*Instruction*
Within this material, how many lines have the string "title" in them? The answer is a number, with nothing added.

*Input records*
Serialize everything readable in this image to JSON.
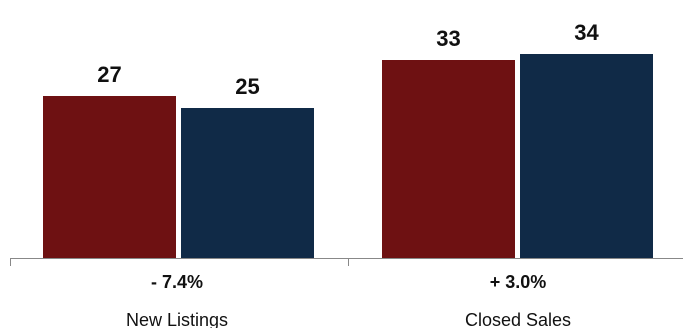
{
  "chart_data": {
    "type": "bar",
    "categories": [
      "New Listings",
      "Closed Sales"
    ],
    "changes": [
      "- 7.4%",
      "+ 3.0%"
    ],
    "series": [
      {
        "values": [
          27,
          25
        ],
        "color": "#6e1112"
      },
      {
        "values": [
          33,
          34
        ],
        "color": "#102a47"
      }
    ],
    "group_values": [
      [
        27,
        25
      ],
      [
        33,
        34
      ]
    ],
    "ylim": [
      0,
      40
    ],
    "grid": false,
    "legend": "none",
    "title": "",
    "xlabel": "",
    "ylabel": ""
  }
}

==

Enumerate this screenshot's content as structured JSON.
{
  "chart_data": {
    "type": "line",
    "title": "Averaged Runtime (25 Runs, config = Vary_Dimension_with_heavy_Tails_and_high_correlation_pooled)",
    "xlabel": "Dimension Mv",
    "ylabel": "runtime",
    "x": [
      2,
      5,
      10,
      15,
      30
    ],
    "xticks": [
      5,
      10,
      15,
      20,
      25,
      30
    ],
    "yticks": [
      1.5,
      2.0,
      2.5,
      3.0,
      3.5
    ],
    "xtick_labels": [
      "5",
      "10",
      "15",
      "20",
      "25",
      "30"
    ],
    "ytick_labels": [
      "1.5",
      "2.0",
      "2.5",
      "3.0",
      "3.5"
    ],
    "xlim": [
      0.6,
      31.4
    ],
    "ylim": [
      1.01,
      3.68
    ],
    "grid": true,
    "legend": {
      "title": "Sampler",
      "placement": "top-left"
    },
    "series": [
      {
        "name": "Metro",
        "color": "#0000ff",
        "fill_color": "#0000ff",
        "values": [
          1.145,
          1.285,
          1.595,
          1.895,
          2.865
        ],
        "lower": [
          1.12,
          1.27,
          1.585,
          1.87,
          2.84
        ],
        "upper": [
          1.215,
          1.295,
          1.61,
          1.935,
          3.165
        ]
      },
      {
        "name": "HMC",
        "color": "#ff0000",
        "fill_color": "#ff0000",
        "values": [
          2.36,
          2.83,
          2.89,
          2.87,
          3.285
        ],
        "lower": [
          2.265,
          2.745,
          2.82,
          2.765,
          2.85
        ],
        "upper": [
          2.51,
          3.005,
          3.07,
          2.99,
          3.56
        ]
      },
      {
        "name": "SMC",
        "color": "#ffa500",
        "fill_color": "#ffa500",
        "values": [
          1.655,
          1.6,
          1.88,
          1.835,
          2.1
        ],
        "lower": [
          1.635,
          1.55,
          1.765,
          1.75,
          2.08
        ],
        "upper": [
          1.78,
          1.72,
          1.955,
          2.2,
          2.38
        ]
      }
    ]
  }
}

*Task answer*
3